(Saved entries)
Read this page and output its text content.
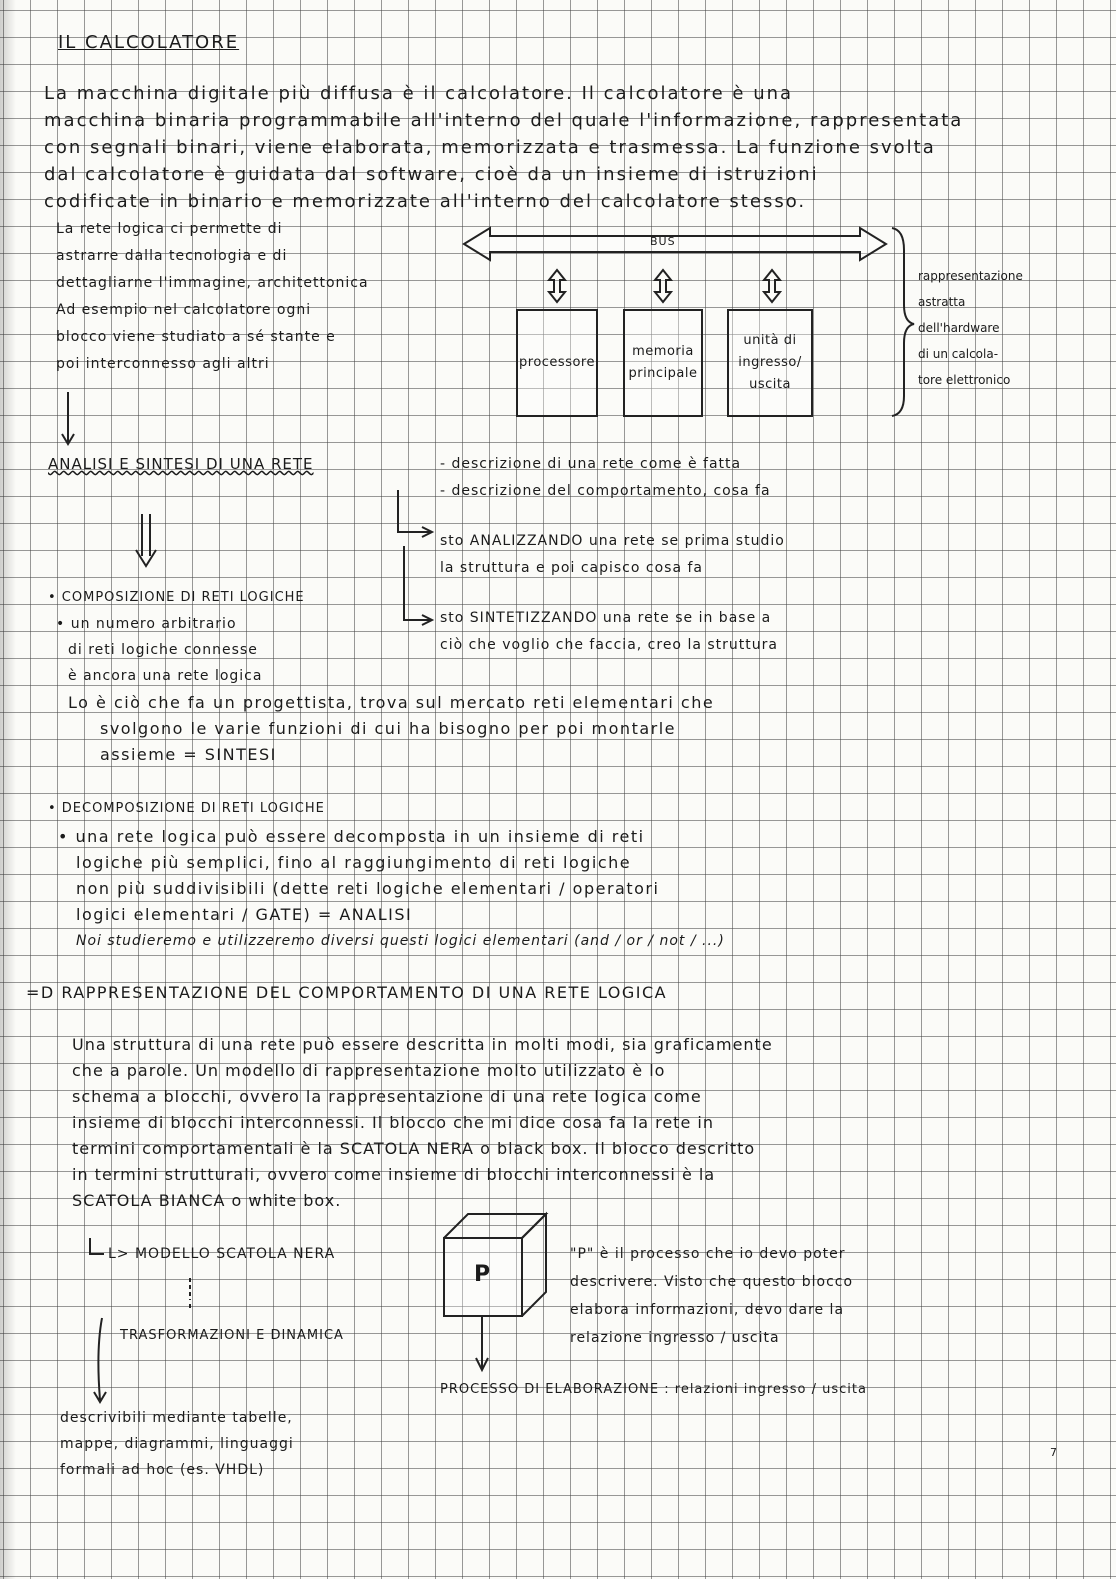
IL CALCOLATORE
La macchina digitale più diffusa è il calcolatore. Il calcolatore è una
macchina binaria programmabile all'interno del quale l'informazione, rappresentata
con segnali binari, viene elaborata, memorizzata e trasmessa. La funzione svolta
dal calcolatore è guidata dal software, cioè da un insieme di istruzioni
codificate in binario e memorizzate all'interno del calcolatore stesso.
La rete logica ci permette di
astrarre dalla tecnologia e di
dettagliarne l'immagine, architettonica
Ad esempio nel calcolatore ogni
blocco viene studiato a sé stante e
poi interconnesso agli altri
BUS
processore
memoria
principale
unità di
ingresso/
uscita
rappresentazione
astratta
dell'hardware
di un calcola-
tore elettronico
ANALISI E SINTESI DI UNA RETE	- descrizione di una rete come è fatta
- descrizione del comportamento, cosa fa
sto ANALIZZANDO una rete se prima studio
la struttura e poi capisco cosa fa
sto SINTETIZZANDO una rete se in base a
ciò che voglio che faccia, creo la struttura
• COMPOSIZIONE DI RETI LOGICHE
• un numero arbitrario
di reti logiche connesse
è ancora una rete logica
Lo è ciò che fa un progettista, trova sul mercato reti elementari che
svolgono le varie funzioni di cui ha bisogno per poi montarle
assieme = SINTESI
• DECOMPOSIZIONE DI RETI LOGICHE
• una rete logica può essere decomposta in un insieme di reti
logiche più semplici, fino al raggiungimento di reti logiche
non più suddivisibili (dette reti logiche elementari / operatori
logici elementari / GATE) = ANALISI
Noi studieremo e utilizzeremo diversi questi logici elementari (and / or / not / ...)
=D RAPPRESENTAZIONE DEL COMPORTAMENTO DI UNA RETE LOGICA
Una struttura di una rete può essere descritta in molti modi, sia graficamente
che a parole. Un modello di rappresentazione molto utilizzato è lo
schema a blocchi, ovvero la rappresentazione di una rete logica come
insieme di blocchi interconnessi. Il blocco che mi dice cosa fa la rete in
termini comportamentali è la SCATOLA NERA o black box. Il blocco descritto
in termini strutturali, ovvero come insieme di blocchi interconnessi è la
SCATOLA BIANCA o white box.
L> MODELLO SCATOLA NERA
TRASFORMAZIONI E DINAMICA
descrivibili mediante tabelle,
mappe, diagrammi, linguaggi
formali ad hoc (es. VHDL)
P
"P" è il processo che io devo poter
descrivere. Visto che questo blocco
elabora informazioni, devo dare la
relazione ingresso / uscita
PROCESSO DI ELABORAZIONE : relazioni ingresso / uscita
7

§ Work to do:
Sift through the entries and copy every line with "ingresso".

§ Answer below:
ingresso/
relazione ingresso / uscita
PROCESSO DI ELABORAZIONE : relazioni ingresso / uscita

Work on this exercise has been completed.